Using only the records, tally the lines with "University" in them and state that total by itself.
======== Supplied records ========
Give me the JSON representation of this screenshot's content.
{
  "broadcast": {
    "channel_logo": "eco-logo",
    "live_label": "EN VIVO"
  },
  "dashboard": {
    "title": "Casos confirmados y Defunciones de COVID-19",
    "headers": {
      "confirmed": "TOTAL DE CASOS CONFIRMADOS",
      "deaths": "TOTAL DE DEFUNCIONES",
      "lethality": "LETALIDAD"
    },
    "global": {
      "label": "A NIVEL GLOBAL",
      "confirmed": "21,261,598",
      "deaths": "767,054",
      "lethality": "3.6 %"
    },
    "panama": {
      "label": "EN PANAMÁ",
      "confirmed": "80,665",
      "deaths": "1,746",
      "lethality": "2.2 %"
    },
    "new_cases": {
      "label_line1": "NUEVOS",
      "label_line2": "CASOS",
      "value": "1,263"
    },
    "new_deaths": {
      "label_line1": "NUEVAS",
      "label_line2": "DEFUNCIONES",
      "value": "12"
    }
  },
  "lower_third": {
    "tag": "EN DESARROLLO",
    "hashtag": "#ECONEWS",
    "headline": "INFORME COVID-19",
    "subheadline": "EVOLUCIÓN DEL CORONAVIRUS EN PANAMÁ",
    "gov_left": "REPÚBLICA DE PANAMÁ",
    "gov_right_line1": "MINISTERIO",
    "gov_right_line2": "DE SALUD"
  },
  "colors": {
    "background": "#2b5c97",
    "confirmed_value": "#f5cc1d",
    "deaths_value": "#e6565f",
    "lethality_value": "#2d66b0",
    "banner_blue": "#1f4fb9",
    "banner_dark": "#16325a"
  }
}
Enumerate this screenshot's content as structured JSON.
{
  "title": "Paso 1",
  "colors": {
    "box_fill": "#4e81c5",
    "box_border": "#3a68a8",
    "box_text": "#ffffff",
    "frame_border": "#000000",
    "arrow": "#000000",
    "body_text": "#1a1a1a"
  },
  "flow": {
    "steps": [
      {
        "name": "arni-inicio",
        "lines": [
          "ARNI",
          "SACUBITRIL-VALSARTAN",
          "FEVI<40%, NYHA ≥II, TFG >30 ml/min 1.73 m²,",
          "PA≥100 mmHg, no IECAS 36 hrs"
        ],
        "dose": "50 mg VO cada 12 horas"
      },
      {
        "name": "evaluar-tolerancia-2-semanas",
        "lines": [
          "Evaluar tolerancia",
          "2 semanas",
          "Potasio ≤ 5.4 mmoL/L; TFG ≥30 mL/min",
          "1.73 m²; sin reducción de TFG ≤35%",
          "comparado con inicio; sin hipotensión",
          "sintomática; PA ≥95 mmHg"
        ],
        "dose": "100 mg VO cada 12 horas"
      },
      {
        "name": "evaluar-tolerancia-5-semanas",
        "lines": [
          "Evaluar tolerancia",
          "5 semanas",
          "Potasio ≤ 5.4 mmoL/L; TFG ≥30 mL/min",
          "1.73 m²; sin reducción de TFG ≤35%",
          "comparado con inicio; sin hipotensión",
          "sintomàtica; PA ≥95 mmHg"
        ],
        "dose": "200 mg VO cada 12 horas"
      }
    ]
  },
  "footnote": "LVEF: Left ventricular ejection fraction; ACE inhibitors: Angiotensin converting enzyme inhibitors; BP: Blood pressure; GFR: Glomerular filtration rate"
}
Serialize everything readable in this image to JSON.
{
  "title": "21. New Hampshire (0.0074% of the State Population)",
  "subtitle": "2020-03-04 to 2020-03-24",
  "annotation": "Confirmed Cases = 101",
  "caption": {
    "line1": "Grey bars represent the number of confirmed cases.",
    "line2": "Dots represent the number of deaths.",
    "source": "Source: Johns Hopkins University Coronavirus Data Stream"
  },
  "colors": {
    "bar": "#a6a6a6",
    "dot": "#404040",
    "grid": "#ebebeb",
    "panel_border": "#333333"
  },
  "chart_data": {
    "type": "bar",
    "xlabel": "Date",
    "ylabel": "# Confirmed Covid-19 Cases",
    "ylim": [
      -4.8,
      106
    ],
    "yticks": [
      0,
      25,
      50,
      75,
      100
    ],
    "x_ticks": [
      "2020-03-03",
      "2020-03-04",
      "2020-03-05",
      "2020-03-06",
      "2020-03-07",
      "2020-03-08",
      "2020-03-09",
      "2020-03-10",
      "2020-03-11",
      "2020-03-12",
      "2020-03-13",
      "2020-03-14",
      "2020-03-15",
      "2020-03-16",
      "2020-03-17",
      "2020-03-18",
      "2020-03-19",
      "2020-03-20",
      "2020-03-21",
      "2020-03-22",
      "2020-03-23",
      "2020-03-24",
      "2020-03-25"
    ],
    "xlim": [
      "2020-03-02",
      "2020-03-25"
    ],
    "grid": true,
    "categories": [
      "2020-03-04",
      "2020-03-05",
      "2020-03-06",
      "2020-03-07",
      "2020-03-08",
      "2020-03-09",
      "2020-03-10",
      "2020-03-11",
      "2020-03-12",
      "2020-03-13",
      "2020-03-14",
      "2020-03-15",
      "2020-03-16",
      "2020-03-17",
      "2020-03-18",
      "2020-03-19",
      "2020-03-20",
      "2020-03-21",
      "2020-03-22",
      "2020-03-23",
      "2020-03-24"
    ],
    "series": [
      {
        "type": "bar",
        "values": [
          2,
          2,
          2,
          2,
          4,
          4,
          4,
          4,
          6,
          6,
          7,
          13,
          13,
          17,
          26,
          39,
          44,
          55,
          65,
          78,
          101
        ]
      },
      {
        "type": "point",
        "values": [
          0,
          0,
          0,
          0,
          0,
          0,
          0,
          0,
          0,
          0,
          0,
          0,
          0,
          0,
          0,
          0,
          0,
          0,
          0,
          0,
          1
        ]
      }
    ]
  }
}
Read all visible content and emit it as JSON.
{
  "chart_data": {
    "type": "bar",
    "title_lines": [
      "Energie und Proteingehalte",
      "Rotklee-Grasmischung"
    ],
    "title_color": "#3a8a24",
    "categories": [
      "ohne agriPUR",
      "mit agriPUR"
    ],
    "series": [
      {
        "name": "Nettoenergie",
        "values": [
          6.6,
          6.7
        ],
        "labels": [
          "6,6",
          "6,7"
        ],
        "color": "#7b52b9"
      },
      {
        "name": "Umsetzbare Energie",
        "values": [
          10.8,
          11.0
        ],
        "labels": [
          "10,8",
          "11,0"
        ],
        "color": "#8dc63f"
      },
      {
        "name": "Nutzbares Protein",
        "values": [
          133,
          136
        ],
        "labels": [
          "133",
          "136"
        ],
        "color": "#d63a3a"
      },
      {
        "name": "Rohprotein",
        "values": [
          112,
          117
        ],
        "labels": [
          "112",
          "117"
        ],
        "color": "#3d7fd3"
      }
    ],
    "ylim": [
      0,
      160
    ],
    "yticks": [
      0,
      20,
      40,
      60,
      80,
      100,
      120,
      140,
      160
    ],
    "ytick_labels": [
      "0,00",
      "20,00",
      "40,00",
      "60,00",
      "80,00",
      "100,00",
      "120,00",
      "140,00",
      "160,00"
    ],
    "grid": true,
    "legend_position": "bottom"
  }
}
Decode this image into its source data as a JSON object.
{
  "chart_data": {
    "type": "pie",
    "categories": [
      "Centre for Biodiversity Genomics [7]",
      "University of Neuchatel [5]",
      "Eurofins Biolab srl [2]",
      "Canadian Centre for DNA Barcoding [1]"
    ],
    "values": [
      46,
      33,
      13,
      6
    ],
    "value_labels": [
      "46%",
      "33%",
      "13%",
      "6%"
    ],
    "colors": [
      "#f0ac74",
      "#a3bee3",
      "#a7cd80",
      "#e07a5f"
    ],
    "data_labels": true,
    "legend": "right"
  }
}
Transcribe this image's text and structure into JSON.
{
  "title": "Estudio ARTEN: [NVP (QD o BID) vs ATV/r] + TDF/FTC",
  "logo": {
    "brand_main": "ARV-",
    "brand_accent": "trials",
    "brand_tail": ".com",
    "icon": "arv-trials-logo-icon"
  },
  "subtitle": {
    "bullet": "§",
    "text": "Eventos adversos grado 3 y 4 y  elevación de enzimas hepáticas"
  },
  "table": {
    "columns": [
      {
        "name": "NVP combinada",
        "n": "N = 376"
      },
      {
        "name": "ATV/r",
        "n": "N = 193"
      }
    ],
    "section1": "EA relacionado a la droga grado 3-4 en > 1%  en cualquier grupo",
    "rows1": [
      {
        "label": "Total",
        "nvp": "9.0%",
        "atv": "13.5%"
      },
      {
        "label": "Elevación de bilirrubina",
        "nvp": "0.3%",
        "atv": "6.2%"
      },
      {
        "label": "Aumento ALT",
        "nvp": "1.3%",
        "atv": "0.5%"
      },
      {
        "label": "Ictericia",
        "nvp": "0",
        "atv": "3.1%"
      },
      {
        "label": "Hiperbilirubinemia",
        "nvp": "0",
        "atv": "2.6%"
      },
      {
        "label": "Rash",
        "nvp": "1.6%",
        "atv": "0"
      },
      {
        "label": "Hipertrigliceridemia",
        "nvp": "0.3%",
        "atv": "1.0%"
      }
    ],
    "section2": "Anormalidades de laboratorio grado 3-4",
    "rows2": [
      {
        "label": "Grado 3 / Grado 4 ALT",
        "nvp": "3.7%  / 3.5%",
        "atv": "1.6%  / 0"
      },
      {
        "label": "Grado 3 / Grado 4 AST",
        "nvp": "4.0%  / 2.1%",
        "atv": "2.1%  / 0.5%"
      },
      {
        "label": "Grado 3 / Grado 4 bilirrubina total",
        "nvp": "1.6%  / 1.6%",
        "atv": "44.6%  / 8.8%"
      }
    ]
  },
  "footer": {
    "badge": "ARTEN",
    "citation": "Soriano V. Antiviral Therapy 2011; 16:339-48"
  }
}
========
§ **Solution**
2